* [Problem statement]: Repeat the material exactly, leaving nothing out.

(Items from a figure collection)
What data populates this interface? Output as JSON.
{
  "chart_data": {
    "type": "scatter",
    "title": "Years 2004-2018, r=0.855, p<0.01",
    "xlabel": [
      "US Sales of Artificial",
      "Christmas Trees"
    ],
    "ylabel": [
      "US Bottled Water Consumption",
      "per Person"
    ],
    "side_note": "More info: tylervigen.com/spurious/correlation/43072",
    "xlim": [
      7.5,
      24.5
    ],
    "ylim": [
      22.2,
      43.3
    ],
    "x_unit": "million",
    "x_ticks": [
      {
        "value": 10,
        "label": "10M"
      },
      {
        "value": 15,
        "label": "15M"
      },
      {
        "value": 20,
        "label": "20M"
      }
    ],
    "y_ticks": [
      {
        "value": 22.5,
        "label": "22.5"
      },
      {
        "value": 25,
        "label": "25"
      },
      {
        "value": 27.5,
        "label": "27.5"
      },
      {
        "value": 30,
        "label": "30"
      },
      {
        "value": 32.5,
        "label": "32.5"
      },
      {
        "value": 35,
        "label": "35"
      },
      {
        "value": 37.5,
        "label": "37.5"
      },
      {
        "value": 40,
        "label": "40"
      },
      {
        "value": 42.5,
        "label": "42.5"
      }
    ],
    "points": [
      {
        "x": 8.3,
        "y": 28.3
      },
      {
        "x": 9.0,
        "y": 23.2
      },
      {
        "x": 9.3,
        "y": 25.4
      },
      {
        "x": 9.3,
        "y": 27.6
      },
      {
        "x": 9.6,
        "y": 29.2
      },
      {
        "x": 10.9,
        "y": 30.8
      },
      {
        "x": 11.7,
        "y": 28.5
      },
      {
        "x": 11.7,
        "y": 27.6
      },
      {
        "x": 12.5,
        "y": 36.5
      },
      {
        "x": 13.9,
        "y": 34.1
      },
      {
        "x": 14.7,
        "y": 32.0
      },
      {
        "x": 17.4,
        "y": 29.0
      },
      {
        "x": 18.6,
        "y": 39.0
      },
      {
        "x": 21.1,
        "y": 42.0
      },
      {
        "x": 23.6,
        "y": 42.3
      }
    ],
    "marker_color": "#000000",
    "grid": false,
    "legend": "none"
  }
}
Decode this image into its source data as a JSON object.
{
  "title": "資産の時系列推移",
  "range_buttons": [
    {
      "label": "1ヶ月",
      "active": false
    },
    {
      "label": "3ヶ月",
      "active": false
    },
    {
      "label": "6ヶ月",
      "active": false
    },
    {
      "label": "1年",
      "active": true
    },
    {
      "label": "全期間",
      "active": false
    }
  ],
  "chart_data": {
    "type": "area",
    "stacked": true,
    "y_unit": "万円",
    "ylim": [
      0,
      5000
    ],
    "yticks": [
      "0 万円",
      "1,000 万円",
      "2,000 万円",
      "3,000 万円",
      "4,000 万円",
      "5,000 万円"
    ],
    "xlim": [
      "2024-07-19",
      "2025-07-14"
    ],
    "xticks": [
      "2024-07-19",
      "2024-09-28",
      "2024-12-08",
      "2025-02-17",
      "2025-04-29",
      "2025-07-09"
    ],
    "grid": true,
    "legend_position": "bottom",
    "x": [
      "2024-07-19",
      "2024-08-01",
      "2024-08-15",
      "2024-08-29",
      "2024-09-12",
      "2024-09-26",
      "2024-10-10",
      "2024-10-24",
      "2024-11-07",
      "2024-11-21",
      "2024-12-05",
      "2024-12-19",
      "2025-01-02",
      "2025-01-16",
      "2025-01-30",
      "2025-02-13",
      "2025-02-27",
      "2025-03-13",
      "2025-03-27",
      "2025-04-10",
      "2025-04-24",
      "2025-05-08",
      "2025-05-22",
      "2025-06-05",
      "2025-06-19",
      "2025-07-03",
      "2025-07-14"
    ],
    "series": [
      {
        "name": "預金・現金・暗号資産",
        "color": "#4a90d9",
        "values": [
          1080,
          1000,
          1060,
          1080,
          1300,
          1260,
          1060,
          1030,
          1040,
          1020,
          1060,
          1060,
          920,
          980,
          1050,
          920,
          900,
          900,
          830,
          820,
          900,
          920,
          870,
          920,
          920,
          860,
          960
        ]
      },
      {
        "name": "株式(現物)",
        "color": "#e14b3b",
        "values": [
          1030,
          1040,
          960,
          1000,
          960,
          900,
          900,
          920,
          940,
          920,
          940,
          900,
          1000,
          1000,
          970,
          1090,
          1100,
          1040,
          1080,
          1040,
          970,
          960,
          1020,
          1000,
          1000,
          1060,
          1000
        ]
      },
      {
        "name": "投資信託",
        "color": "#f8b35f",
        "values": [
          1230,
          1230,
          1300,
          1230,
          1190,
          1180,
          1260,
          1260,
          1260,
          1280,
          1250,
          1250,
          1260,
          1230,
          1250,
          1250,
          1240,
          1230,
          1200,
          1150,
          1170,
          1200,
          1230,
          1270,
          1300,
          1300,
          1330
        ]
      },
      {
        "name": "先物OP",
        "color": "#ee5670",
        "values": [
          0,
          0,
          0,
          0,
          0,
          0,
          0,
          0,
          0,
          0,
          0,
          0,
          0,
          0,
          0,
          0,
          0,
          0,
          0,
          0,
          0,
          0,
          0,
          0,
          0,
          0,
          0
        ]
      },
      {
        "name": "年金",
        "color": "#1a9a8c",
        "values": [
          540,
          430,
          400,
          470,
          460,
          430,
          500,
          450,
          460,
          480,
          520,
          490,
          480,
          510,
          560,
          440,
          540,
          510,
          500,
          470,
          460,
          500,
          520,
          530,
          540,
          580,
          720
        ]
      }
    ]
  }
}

* [Solution to the exercise]:
What data populates this interface? Output as JSON.
{
  "chart_data": {
    "type": "scatter",
    "title": "Years 2004-2018, r=0.855, p<0.01",
    "xlabel": [
      "US Sales of Artificial",
      "Christmas Trees"
    ],
    "ylabel": [
      "US Bottled Water Consumption",
      "per Person"
    ],
    "side_note": "More info: tylervigen.com/spurious/correlation/43072",
    "xlim": [
      7.5,
      24.5
    ],
    "ylim": [
      22.2,
      43.3
    ],
    "x_unit": "million",
    "x_ticks": [
      {
        "value": 10,
        "label": "10M"
      },
      {
        "value": 15,
        "label": "15M"
      },
      {
        "value": 20,
        "label": "20M"
      }
    ],
    "y_ticks": [
      {
        "value": 22.5,
        "label": "22.5"
      },
      {
        "value": 25,
        "label": "25"
      },
      {
        "value": 27.5,
        "label": "27.5"
      },
      {
        "value": 30,
        "label": "30"
      },
      {
        "value": 32.5,
        "label": "32.5"
      },
      {
        "value": 35,
        "label": "35"
      },
      {
        "value": 37.5,
        "label": "37.5"
      },
      {
        "value": 40,
        "label": "40"
      },
      {
        "value": 42.5,
        "label": "42.5"
      }
    ],
    "points": [
      {
        "x": 8.3,
        "y": 28.3
      },
      {
        "x": 9.0,
        "y": 23.2
      },
      {
        "x": 9.3,
        "y": 25.4
      },
      {
        "x": 9.3,
        "y": 27.6
      },
      {
        "x": 9.6,
        "y": 29.2
      },
      {
        "x": 10.9,
        "y": 30.8
      },
      {
        "x": 11.7,
        "y": 28.5
      },
      {
        "x": 11.7,
        "y": 27.6
      },
      {
        "x": 12.5,
        "y": 36.5
      },
      {
        "x": 13.9,
        "y": 34.1
      },
      {
        "x": 14.7,
        "y": 32.0
      },
      {
        "x": 17.4,
        "y": 29.0
      },
      {
        "x": 18.6,
        "y": 39.0
      },
      {
        "x": 21.1,
        "y": 42.0
      },
      {
        "x": 23.6,
        "y": 42.3
      }
    ],
    "marker_color": "#000000",
    "grid": false,
    "legend": "none"
  }
}
Decode this image into its source data as a JSON object.
{
  "title": "資産の時系列推移",
  "range_buttons": [
    {
      "label": "1ヶ月",
      "active": false
    },
    {
      "label": "3ヶ月",
      "active": false
    },
    {
      "label": "6ヶ月",
      "active": false
    },
    {
      "label": "1年",
      "active": true
    },
    {
      "label": "全期間",
      "active": false
    }
  ],
  "chart_data": {
    "type": "area",
    "stacked": true,
    "y_unit": "万円",
    "ylim": [
      0,
      5000
    ],
    "yticks": [
      "0 万円",
      "1,000 万円",
      "2,000 万円",
      "3,000 万円",
      "4,000 万円",
      "5,000 万円"
    ],
    "xlim": [
      "2024-07-19",
      "2025-07-14"
    ],
    "xticks": [
      "2024-07-19",
      "2024-09-28",
      "2024-12-08",
      "2025-02-17",
      "2025-04-29",
      "2025-07-09"
    ],
    "grid": true,
    "legend_position": "bottom",
    "x": [
      "2024-07-19",
      "2024-08-01",
      "2024-08-15",
      "2024-08-29",
      "2024-09-12",
      "2024-09-26",
      "2024-10-10",
      "2024-10-24",
      "2024-11-07",
      "2024-11-21",
      "2024-12-05",
      "2024-12-19",
      "2025-01-02",
      "2025-01-16",
      "2025-01-30",
      "2025-02-13",
      "2025-02-27",
      "2025-03-13",
      "2025-03-27",
      "2025-04-10",
      "2025-04-24",
      "2025-05-08",
      "2025-05-22",
      "2025-06-05",
      "2025-06-19",
      "2025-07-03",
      "2025-07-14"
    ],
    "series": [
      {
        "name": "預金・現金・暗号資産",
        "color": "#4a90d9",
        "values": [
          1080,
          1000,
          1060,
          1080,
          1300,
          1260,
          1060,
          1030,
          1040,
          1020,
          1060,
          1060,
          920,
          980,
          1050,
          920,
          900,
          900,
          830,
          820,
          900,
          920,
          870,
          920,
          920,
          860,
          960
        ]
      },
      {
        "name": "株式(現物)",
        "color": "#e14b3b",
        "values": [
          1030,
          1040,
          960,
          1000,
          960,
          900,
          900,
          920,
          940,
          920,
          940,
          900,
          1000,
          1000,
          970,
          1090,
          1100,
          1040,
          1080,
          1040,
          970,
          960,
          1020,
          1000,
          1000,
          1060,
          1000
        ]
      },
      {
        "name": "投資信託",
        "color": "#f8b35f",
        "values": [
          1230,
          1230,
          1300,
          1230,
          1190,
          1180,
          1260,
          1260,
          1260,
          1280,
          1250,
          1250,
          1260,
          1230,
          1250,
          1250,
          1240,
          1230,
          1200,
          1150,
          1170,
          1200,
          1230,
          1270,
          1300,
          1300,
          1330
        ]
      },
      {
        "name": "先物OP",
        "color": "#ee5670",
        "values": [
          0,
          0,
          0,
          0,
          0,
          0,
          0,
          0,
          0,
          0,
          0,
          0,
          0,
          0,
          0,
          0,
          0,
          0,
          0,
          0,
          0,
          0,
          0,
          0,
          0,
          0,
          0
        ]
      },
      {
        "name": "年金",
        "color": "#1a9a8c",
        "values": [
          540,
          430,
          400,
          470,
          460,
          430,
          500,
          450,
          460,
          480,
          520,
          490,
          480,
          510,
          560,
          440,
          540,
          510,
          500,
          470,
          460,
          500,
          520,
          530,
          540,
          580,
          720
        ]
      }
    ]
  }
}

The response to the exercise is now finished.